↓↓↓

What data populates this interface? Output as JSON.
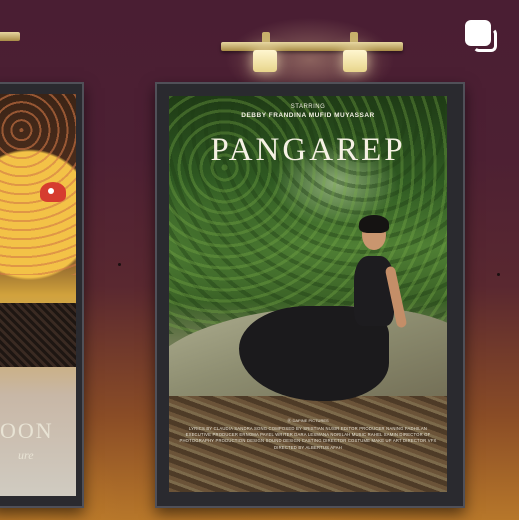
{
  "gallery": {
    "left_poster": {
      "title": "OON",
      "subtitle": "ure"
    },
    "right_poster": {
      "starring_label": "STARRING",
      "cast": "DEBBY FRANDINA   MUFID MUYASSAR",
      "title": "PANGAREP",
      "studio_mark": "Ⓡ DAPINE PICTURES",
      "billing_text": "LYRICS BY CLAUDIA SANDRA  SONG COMPOSED BY SRISTIAN NUSIR  EDITOR PRODUCER NANING FADHILAN  EXECUTIVE PRODUCER ERNOMA PAYEL  WRITER DARA LESMANA NORILAH  MUSIC RAHEL SAMIN  DIRECTOR OF PHOTOGRAPHY  PRODUCTION DESIGN  SOUND DESIGN  CASTING DIRECTOR  COSTUME  MAKE UP  ART DIRECTOR  VFX  DIRECTED BY ALBERTUS AFAH"
    },
    "multi_image_icon": "multiple-images-icon",
    "colors": {
      "wall": "#4a1e33",
      "floor_glow": "#b7772a",
      "lamp": "#e6d6a0",
      "frame": "#2a2a2f"
    }
  }
}
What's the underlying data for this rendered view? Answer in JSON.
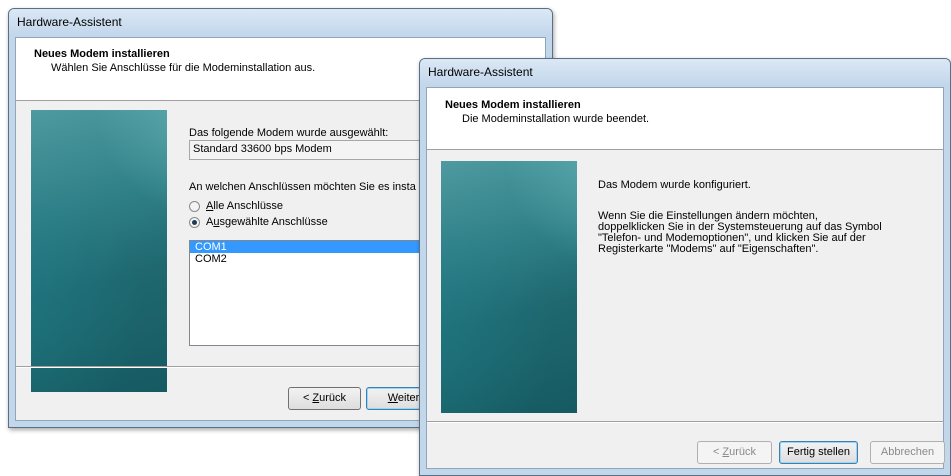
{
  "dialog_back": {
    "title": "Hardware-Assistent",
    "header_title": "Neues Modem installieren",
    "header_subtitle": "Wählen Sie Anschlüsse für die Modeminstallation aus.",
    "modem_label": "Das folgende Modem wurde ausgewählt:",
    "modem_value": "Standard 33600 bps Modem",
    "ports_question": "An welchen Anschlüssen möchten Sie es insta",
    "radio_all": {
      "prefix": "",
      "accel": "A",
      "rest": "lle Anschlüsse",
      "checked": false
    },
    "radio_selected": {
      "prefix": "A",
      "accel": "u",
      "rest": "sgewählte Anschlüsse",
      "checked": true
    },
    "ports": [
      {
        "label": "COM1",
        "selected": true
      },
      {
        "label": "COM2",
        "selected": false
      }
    ],
    "btn_back": {
      "prefix": "< ",
      "accel": "Z",
      "rest": "urück"
    },
    "btn_next": {
      "prefix": "",
      "accel": "W",
      "rest": "eiter"
    }
  },
  "dialog_front": {
    "title": "Hardware-Assistent",
    "header_title": "Neues Modem installieren",
    "header_subtitle": "Die Modeminstallation wurde beendet.",
    "message_1": "Das Modem wurde konfiguriert.",
    "message_2_lines": [
      "Wenn Sie die Einstellungen ändern möchten,",
      "doppelklicken Sie in der Systemsteuerung auf das Symbol",
      "\"Telefon- und Modemoptionen\", und klicken Sie auf der",
      "Registerkarte \"Modems\" auf \"Eigenschaften\"."
    ],
    "btn_back": {
      "prefix": "< ",
      "accel": "Z",
      "rest": "urück"
    },
    "btn_finish": "Fertig stellen",
    "btn_cancel": "Abbrechen"
  },
  "colors": {
    "selection": "#3399ff",
    "titlebar": "#c2d6eb",
    "client": "#f0f0f0",
    "side_image": "#1f6870"
  }
}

↑↑↑

Short exercise: Find each line that has the word "Modeminstallation", then copy it out.

Task answer:
    "header_subtitle": "Wählen Sie Anschlüsse für die Modeminstallation aus.",
    "header_subtitle": "Die Modeminstallation wurde beendet.",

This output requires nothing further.